:: Recorded information ::
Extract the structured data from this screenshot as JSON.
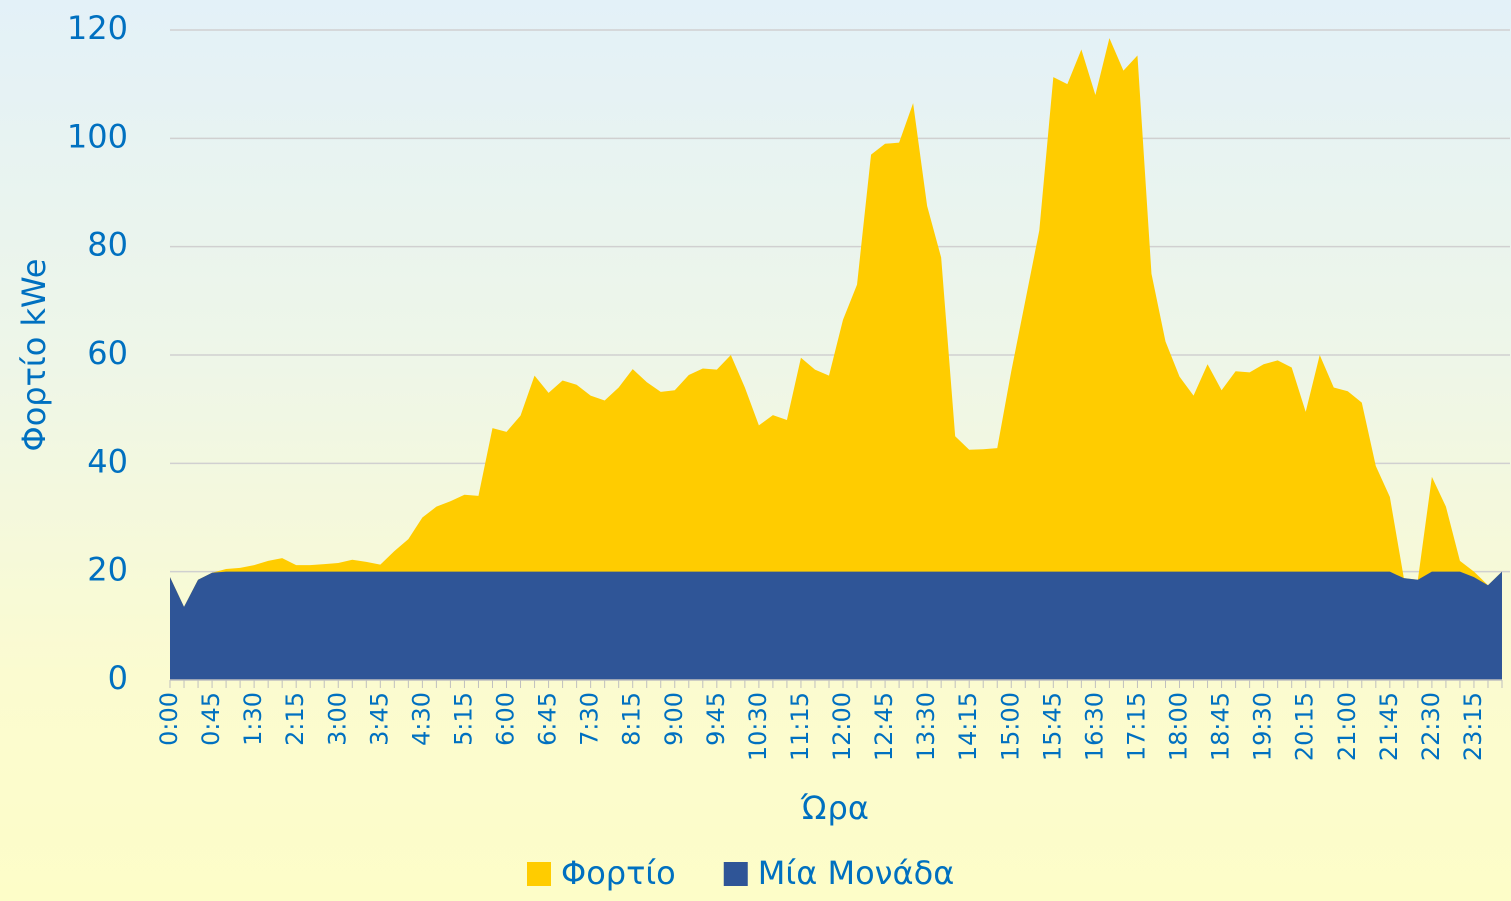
{
  "chart_data": {
    "type": "area",
    "x_label": "Ώρα",
    "y_label": "Φορτίο kWe",
    "categories": [
      "0:00",
      null,
      null,
      "0:45",
      null,
      null,
      "1:30",
      null,
      null,
      "2:15",
      null,
      null,
      "3:00",
      null,
      null,
      "3:45",
      null,
      null,
      "4:30",
      null,
      null,
      "5:15",
      null,
      null,
      "6:00",
      null,
      null,
      "6:45",
      null,
      null,
      "7:30",
      null,
      null,
      "8:15",
      null,
      null,
      "9:00",
      null,
      null,
      "9:45",
      null,
      null,
      "10:30",
      null,
      null,
      "11:15",
      null,
      null,
      "12:00",
      null,
      null,
      "12:45",
      null,
      null,
      "13:30",
      null,
      null,
      "14:15",
      null,
      null,
      "15:00",
      null,
      null,
      "15:45",
      null,
      null,
      "16:30",
      null,
      null,
      "17:15",
      null,
      null,
      "18:00",
      null,
      null,
      "18:45",
      null,
      null,
      "19:30",
      null,
      null,
      "20:15",
      null,
      null,
      "21:00",
      null,
      null,
      "21:45",
      null,
      null,
      "22:30",
      null,
      null,
      "23:15",
      null,
      null
    ],
    "series": [
      {
        "name": "Φορτίο",
        "color": "#ffcc00",
        "values": [
          19,
          13.5,
          18.5,
          19.8,
          20.5,
          20.7,
          21.2,
          22,
          22.5,
          21.2,
          21.2,
          21.4,
          21.6,
          22.2,
          21.8,
          21.3,
          23.8,
          26,
          30,
          32,
          33,
          34.2,
          34,
          46.5,
          45.8,
          48.8,
          56.2,
          53,
          55.3,
          54.5,
          52.5,
          51.6,
          54,
          57.4,
          55,
          53.2,
          53.5,
          56.3,
          57.5,
          57.3,
          60,
          54,
          47,
          48.9,
          48,
          59.5,
          57.3,
          56.2,
          66.5,
          73,
          97,
          99,
          99.2,
          106.5,
          87.5,
          78,
          45,
          42.5,
          42.6,
          42.8,
          57,
          70,
          83,
          111.3,
          110,
          116.4,
          108,
          118.5,
          112.5,
          115.3,
          75,
          62.5,
          56,
          52.5,
          58.3,
          53.5,
          57,
          56.8,
          58.3,
          59,
          57.7,
          49.5,
          60,
          54,
          53.3,
          51.2,
          39.5,
          33.8,
          18.8,
          18.5,
          37.5,
          32,
          22,
          20,
          17.5,
          20
        ]
      },
      {
        "name": "Μία Μονάδα",
        "color": "#2f5597",
        "values": [
          19,
          13.5,
          18.5,
          19.8,
          20,
          20,
          20,
          20,
          20,
          20,
          20,
          20,
          20,
          20,
          20,
          20,
          20,
          20,
          20,
          20,
          20,
          20,
          20,
          20,
          20,
          20,
          20,
          20,
          20,
          20,
          20,
          20,
          20,
          20,
          20,
          20,
          20,
          20,
          20,
          20,
          20,
          20,
          20,
          20,
          20,
          20,
          20,
          20,
          20,
          20,
          20,
          20,
          20,
          20,
          20,
          20,
          20,
          20,
          20,
          20,
          20,
          20,
          20,
          20,
          20,
          20,
          20,
          20,
          20,
          20,
          20,
          20,
          20,
          20,
          20,
          20,
          20,
          20,
          20,
          20,
          20,
          20,
          20,
          20,
          20,
          20,
          20,
          20,
          18.8,
          18.5,
          20,
          20,
          20,
          19,
          17.5,
          20
        ]
      }
    ],
    "ylim": [
      0,
      120
    ],
    "yticks": [
      0,
      20,
      40,
      60,
      80,
      100,
      120
    ],
    "grid": true,
    "legend": "bottom"
  }
}
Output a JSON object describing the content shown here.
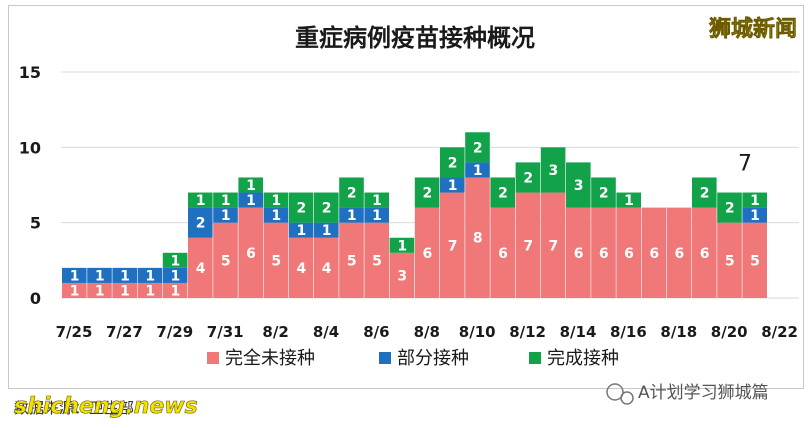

:: What this task involves ::
Give only the number of lines above that hold the string "JSON".

:: Problem solution ::
2